### RECORDS FOR THE EXERCISE:
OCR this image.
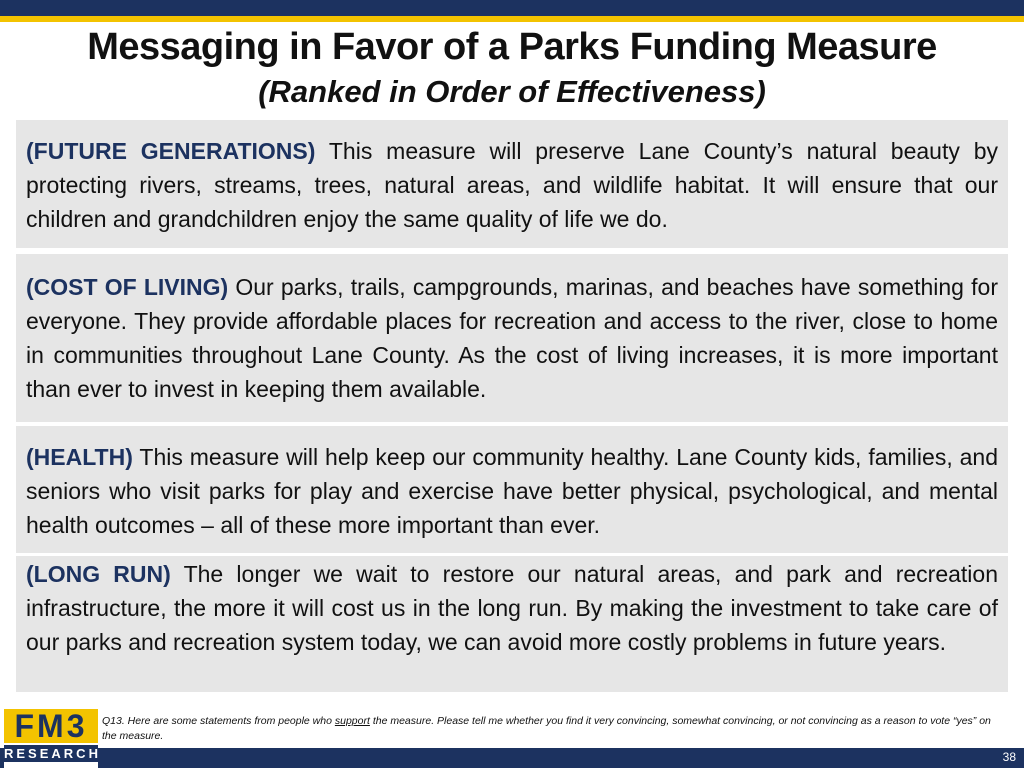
Messaging in Favor of a Parks Funding Measure
(Ranked in Order of Effectiveness)
(FUTURE GENERATIONS) This measure will preserve Lane County’s natural beauty by protecting rivers, streams, trees, natural areas, and wildlife habitat. It will ensure that our children and grandchildren enjoy the same quality of life we do.
(COST OF LIVING) Our parks, trails, campgrounds, marinas, and beaches have something for everyone. They provide affordable places for recreation and access to the river, close to home in communities throughout Lane County. As the cost of living increases, it is more important than ever to invest in keeping them available.
(HEALTH) This measure will help keep our community healthy. Lane County kids, families, and seniors who visit parks for play and exercise have better physical, psychological, and mental health outcomes – all of these more important than ever.
(LONG RUN) The longer we wait to restore our natural areas, and park and recreation infrastructure, the more it will cost us in the long run. By making the investment to take care of our parks and recreation system today, we can avoid more costly problems in future years.
38
FM3
RESEARCH
Q13. Here are some statements from people who support the measure. Please tell me whether you find it very convincing, somewhat convincing, or not convincing as a reason to vote “yes” on the measure.
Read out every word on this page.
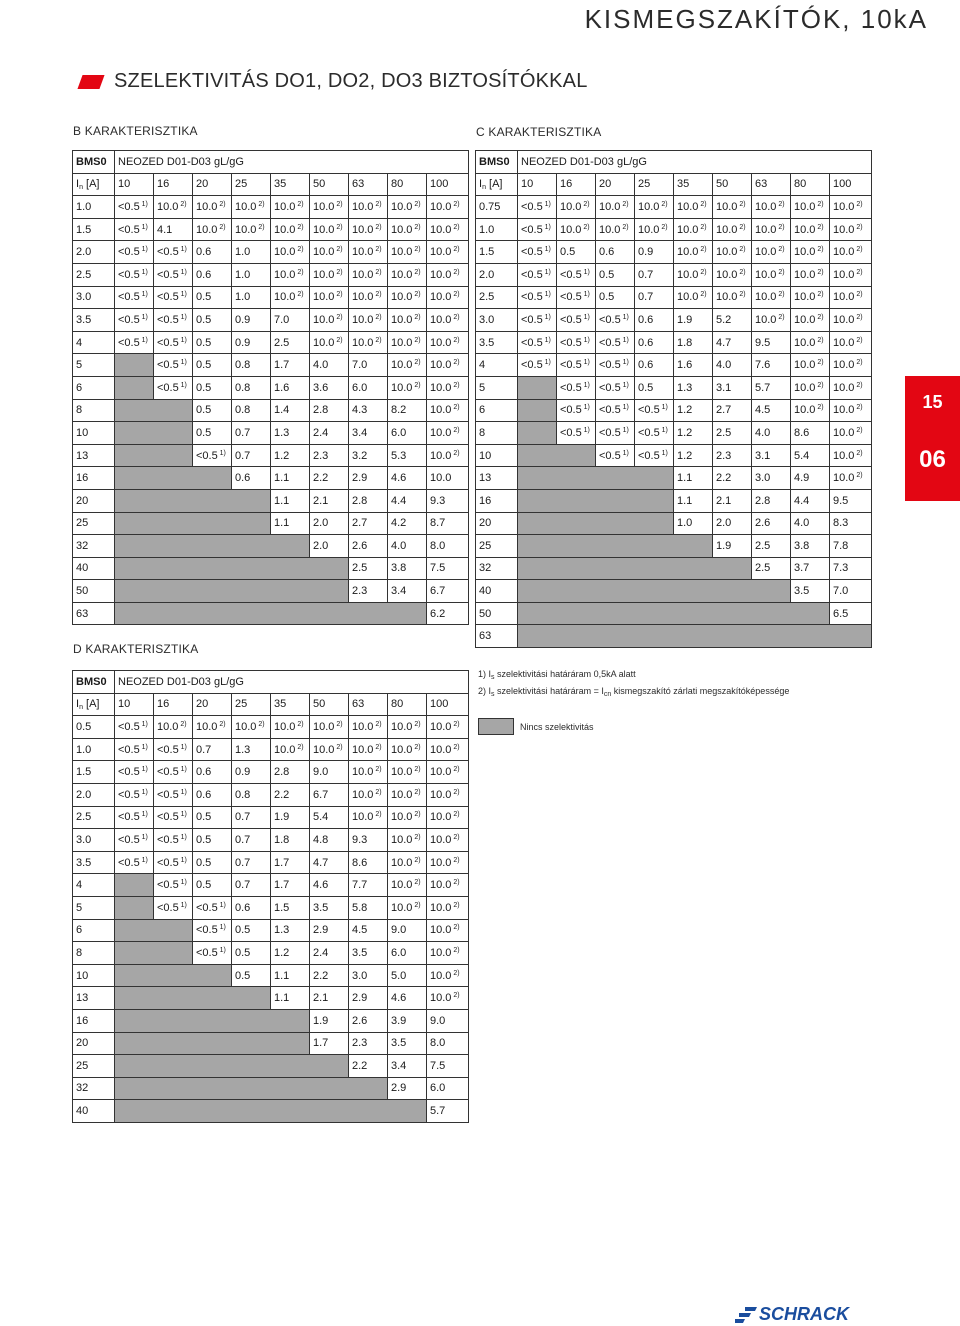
KISMEGSZAKÍTÓK, 10kA
SZELEKTIVITÁS DO1, DO2, DO3 BIZTOSÍTÓKKAL
B KARAKTERISZTIKA	C KARAKTERISZTIKA
D KARAKTERISZTIKA
BMS0	NEOZED D01-D03 gL/gG								
$I_n$ [A]	10	16	20	25	35	50	63	80	100
1.0	<0.5 $^{1)}$	10.0 $^{2)}$	10.0 $^{2)}$	10.0 $^{2)}$	10.0 $^{2)}$	10.0 $^{2)}$	10.0 $^{2)}$	10.0 $^{2)}$	10.0 $^{2)}$
1.5	<0.5 $^{1)}$	4.1	10.0 $^{2)}$	10.0 $^{2)}$	10.0 $^{2)}$	10.0 $^{2)}$	10.0 $^{2)}$	10.0 $^{2)}$	10.0 $^{2)}$
2.0	<0.5 $^{1)}$	<0.5 $^{1)}$	0.6	1.0	10.0 $^{2)}$	10.0 $^{2)}$	10.0 $^{2)}$	10.0 $^{2)}$	10.0 $^{2)}$
2.5	<0.5 $^{1)}$	<0.5 $^{1)}$	0.6	1.0	10.0 $^{2)}$	10.0 $^{2)}$	10.0 $^{2)}$	10.0 $^{2)}$	10.0 $^{2)}$
3.0	<0.5 $^{1)}$	<0.5 $^{1)}$	0.5	1.0	10.0 $^{2)}$	10.0 $^{2)}$	10.0 $^{2)}$	10.0 $^{2)}$	10.0 $^{2)}$
3.5	<0.5 $^{1)}$	<0.5 $^{1)}$	0.5	0.9	7.0	10.0 $^{2)}$	10.0 $^{2)}$	10.0 $^{2)}$	10.0 $^{2)}$
4	<0.5 $^{1)}$	<0.5 $^{1)}$	0.5	0.9	2.5	10.0 $^{2)}$	10.0 $^{2)}$	10.0 $^{2)}$	10.0 $^{2)}$
5		<0.5 $^{1)}$	0.5	0.8	1.7	4.0	7.0	10.0 $^{2)}$	10.0 $^{2)}$
6		<0.5 $^{1)}$	0.5	0.8	1.6	3.6	6.0	10.0 $^{2)}$	10.0 $^{2)}$
8			0.5	0.8	1.4	2.8	4.3	8.2	10.0 $^{2)}$
10			0.5	0.7	1.3	2.4	3.4	6.0	10.0 $^{2)}$
13			<0.5 $^{1)}$	0.7	1.2	2.3	3.2	5.3	10.0 $^{2)}$
16				0.6	1.1	2.2	2.9	4.6	10.0
20					1.1	2.1	2.8	4.4	9.3
25					1.1	2.0	2.7	4.2	8.7
32						2.0	2.6	4.0	8.0
40							2.5	3.8	7.5
50							2.3	3.4	6.7
63									6.2
BMS0	NEOZED D01-D03 gL/gG								
$I_n$ [A]	10	16	20	25	35	50	63	80	100
0.75	<0.5 $^{1)}$	10.0 $^{2)}$	10.0 $^{2)}$	10.0 $^{2)}$	10.0 $^{2)}$	10.0 $^{2)}$	10.0 $^{2)}$	10.0 $^{2)}$	10.0 $^{2)}$
1.0	<0.5 $^{1)}$	10.0 $^{2)}$	10.0 $^{2)}$	10.0 $^{2)}$	10.0 $^{2)}$	10.0 $^{2)}$	10.0 $^{2)}$	10.0 $^{2)}$	10.0 $^{2)}$
1.5	<0.5 $^{1)}$	0.5	0.6	0.9	10.0 $^{2)}$	10.0 $^{2)}$	10.0 $^{2)}$	10.0 $^{2)}$	10.0 $^{2)}$
2.0	<0.5 $^{1)}$	<0.5 $^{1)}$	0.5	0.7	10.0 $^{2)}$	10.0 $^{2)}$	10.0 $^{2)}$	10.0 $^{2)}$	10.0 $^{2)}$
2.5	<0.5 $^{1)}$	<0.5 $^{1)}$	0.5	0.7	10.0 $^{2)}$	10.0 $^{2)}$	10.0 $^{2)}$	10.0 $^{2)}$	10.0 $^{2)}$
3.0	<0.5 $^{1)}$	<0.5 $^{1)}$	<0.5 $^{1)}$	0.6	1.9	5.2	10.0 $^{2)}$	10.0 $^{2)}$	10.0 $^{2)}$
3.5	<0.5 $^{1)}$	<0.5 $^{1)}$	<0.5 $^{1)}$	0.6	1.8	4.7	9.5	10.0 $^{2)}$	10.0 $^{2)}$
4	<0.5 $^{1)}$	<0.5 $^{1)}$	<0.5 $^{1)}$	0.6	1.6	4.0	7.6	10.0 $^{2)}$	10.0 $^{2)}$
5		<0.5 $^{1)}$	<0.5 $^{1)}$	0.5	1.3	3.1	5.7	10.0 $^{2)}$	10.0 $^{2)}$
6		<0.5 $^{1)}$	<0.5 $^{1)}$	<0.5 $^{1)}$	1.2	2.7	4.5	10.0 $^{2)}$	10.0 $^{2)}$
8		<0.5 $^{1)}$	<0.5 $^{1)}$	<0.5 $^{1)}$	1.2	2.5	4.0	8.6	10.0 $^{2)}$
10			<0.5 $^{1)}$	<0.5 $^{1)}$	1.2	2.3	3.1	5.4	10.0 $^{2)}$
13					1.1	2.2	3.0	4.9	10.0 $^{2)}$
16					1.1	2.1	2.8	4.4	9.5
20					1.0	2.0	2.6	4.0	8.3
25						1.9	2.5	3.8	7.8
32							2.5	3.7	7.3
40								3.5	7.0
50									6.5
63									
BMS0	NEOZED D01-D03 gL/gG								
$I_n$ [A]	10	16	20	25	35	50	63	80	100
0.5	<0.5 $^{1)}$	10.0 $^{2)}$	10.0 $^{2)}$	10.0 $^{2)}$	10.0 $^{2)}$	10.0 $^{2)}$	10.0 $^{2)}$	10.0 $^{2)}$	10.0 $^{2)}$
1.0	<0.5 $^{1)}$	<0.5 $^{1)}$	0.7	1.3	10.0 $^{2)}$	10.0 $^{2)}$	10.0 $^{2)}$	10.0 $^{2)}$	10.0 $^{2)}$
1.5	<0.5 $^{1)}$	<0.5 $^{1)}$	0.6	0.9	2.8	9.0	10.0 $^{2)}$	10.0 $^{2)}$	10.0 $^{2)}$
2.0	<0.5 $^{1)}$	<0.5 $^{1)}$	0.6	0.8	2.2	6.7	10.0 $^{2)}$	10.0 $^{2)}$	10.0 $^{2)}$
2.5	<0.5 $^{1)}$	<0.5 $^{1)}$	0.5	0.7	1.9	5.4	10.0 $^{2)}$	10.0 $^{2)}$	10.0 $^{2)}$
3.0	<0.5 $^{1)}$	<0.5 $^{1)}$	0.5	0.7	1.8	4.8	9.3	10.0 $^{2)}$	10.0 $^{2)}$
3.5	<0.5 $^{1)}$	<0.5 $^{1)}$	0.5	0.7	1.7	4.7	8.6	10.0 $^{2)}$	10.0 $^{2)}$
4		<0.5 $^{1)}$	0.5	0.7	1.7	4.6	7.7	10.0 $^{2)}$	10.0 $^{2)}$
5		<0.5 $^{1)}$	<0.5 $^{1)}$	0.6	1.5	3.5	5.8	10.0 $^{2)}$	10.0 $^{2)}$
6			<0.5 $^{1)}$	0.5	1.3	2.9	4.5	9.0	10.0 $^{2)}$
8			<0.5 $^{1)}$	0.5	1.2	2.4	3.5	6.0	10.0 $^{2)}$
10				0.5	1.1	2.2	3.0	5.0	10.0 $^{2)}$
13					1.1	2.1	2.9	4.6	10.0 $^{2)}$
16						1.9	2.6	3.9	9.0
20						1.7	2.3	3.5	8.0
25							2.2	3.4	7.5
32								2.9	6.0
40									5.7
15
06
1) $I_s$ szelektivitási határáram 0,5kA alatt
2) $I_s$ szelektivitási határáram = $I_{cn}$ kismegszakító zárlati megszakítóképessége
Nincs szelektivitás
SCHRACK
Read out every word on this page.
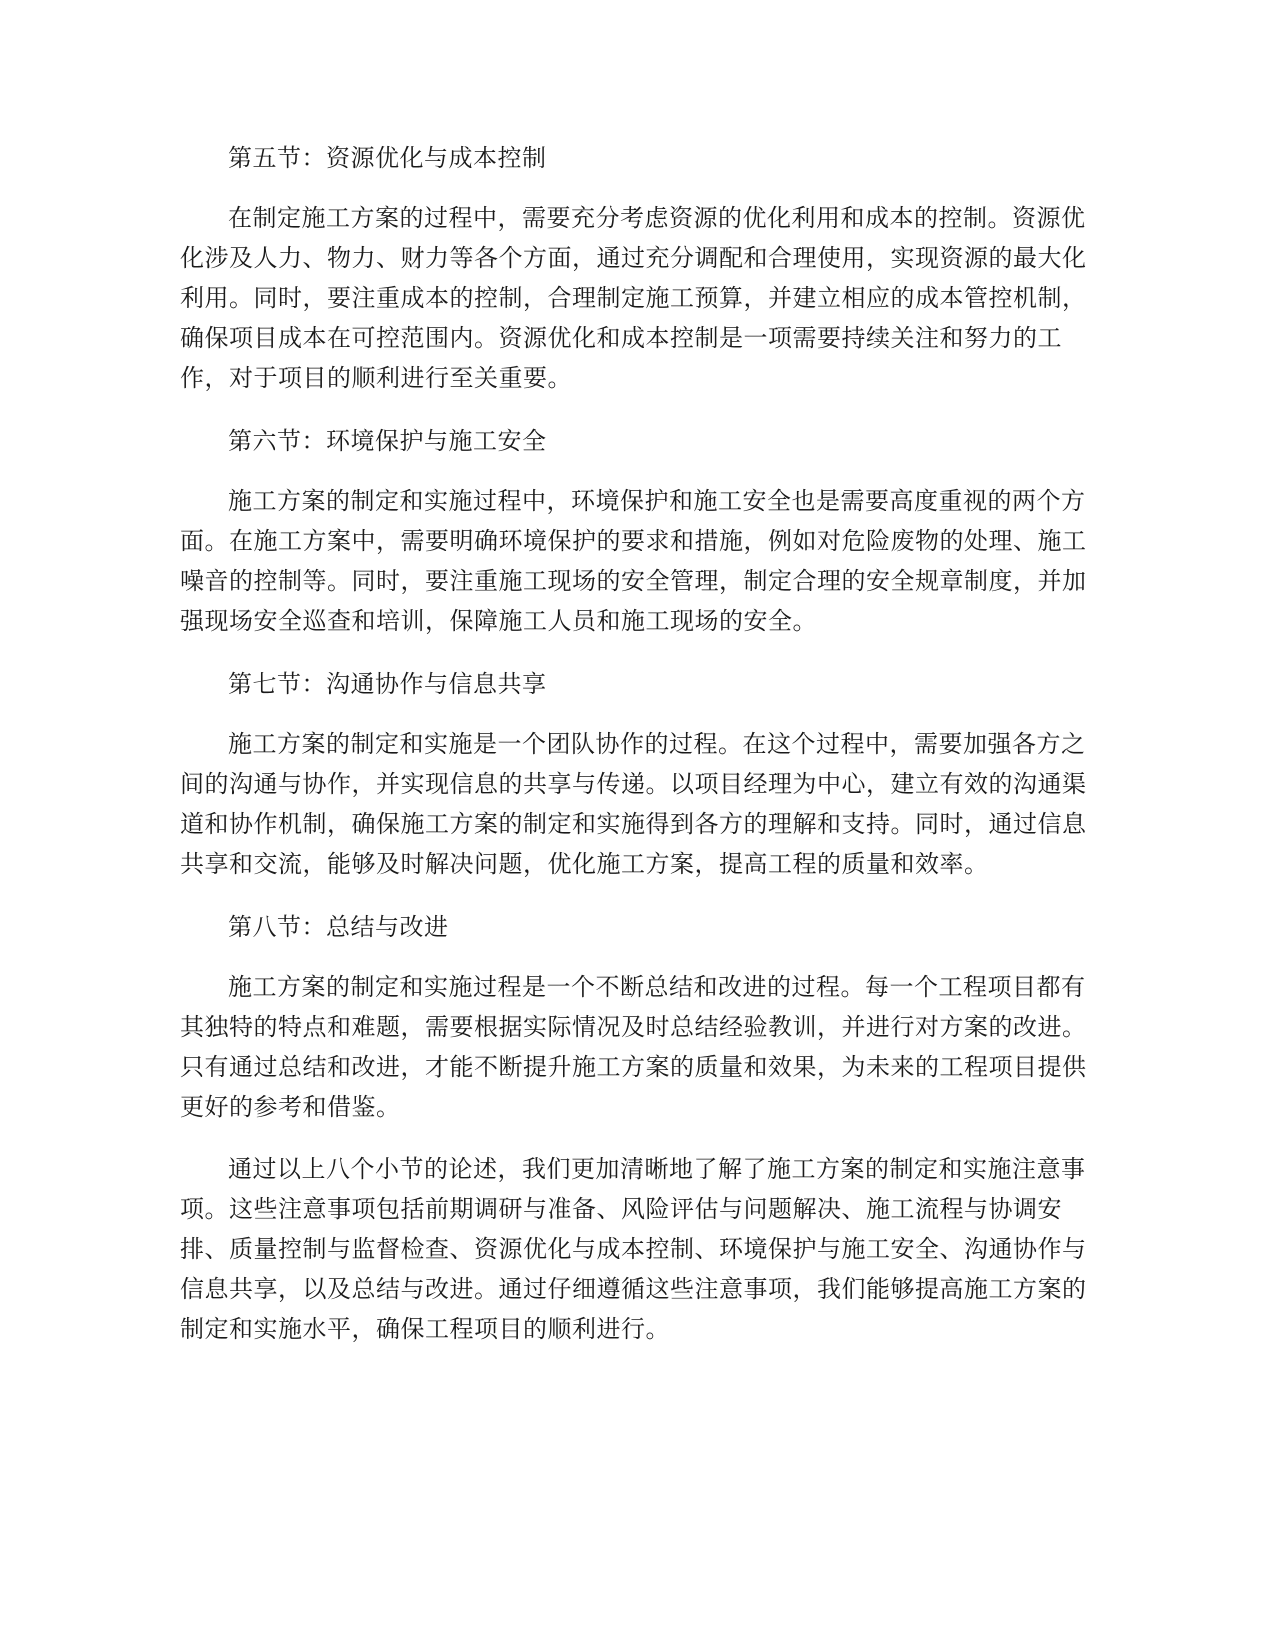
第五节：资源优化与成本控制

在制定施工方案的过程中，需要充分考虑资源的优化利用和成本的控制。资源优化涉及人力、物力、财力等各个方面，通过充分调配和合理使用，实现资源的最大化利用。同时，要注重成本的控制，合理制定施工预算，并建立相应的成本管控机制，确保项目成本在可控范围内。资源优化和成本控制是一项需要持续关注和努力的工作，对于项目的顺利进行至关重要。

第六节：环境保护与施工安全

施工方案的制定和实施过程中，环境保护和施工安全也是需要高度重视的两个方面。在施工方案中，需要明确环境保护的要求和措施，例如对危险废物的处理、施工噪音的控制等。同时，要注重施工现场的安全管理，制定合理的安全规章制度，并加强现场安全巡查和培训，保障施工人员和施工现场的安全。

第七节：沟通协作与信息共享

施工方案的制定和实施是一个团队协作的过程。在这个过程中，需要加强各方之间的沟通与协作，并实现信息的共享与传递。以项目经理为中心，建立有效的沟通渠道和协作机制，确保施工方案的制定和实施得到各方的理解和支持。同时，通过信息共享和交流，能够及时解决问题，优化施工方案，提高工程的质量和效率。

第八节：总结与改进

施工方案的制定和实施过程是一个不断总结和改进的过程。每一个工程项目都有其独特的特点和难题，需要根据实际情况及时总结经验教训，并进行对方案的改进。只有通过总结和改进，才能不断提升施工方案的质量和效果，为未来的工程项目提供更好的参考和借鉴。

通过以上八个小节的论述，我们更加清晰地了解了施工方案的制定和实施注意事项。这些注意事项包括前期调研与准备、风险评估与问题解决、施工流程与协调安排、质量控制与监督检查、资源优化与成本控制、环境保护与施工安全、沟通协作与信息共享，以及总结与改进。通过仔细遵循这些注意事项，我们能够提高施工方案的制定和实施水平，确保工程项目的顺利进行。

### PROBLEM DESCRIPTION:
Find how many lines in the listing contain the word "szelektivitási" and give that count alone.

### WRITTEN ANSWER:
2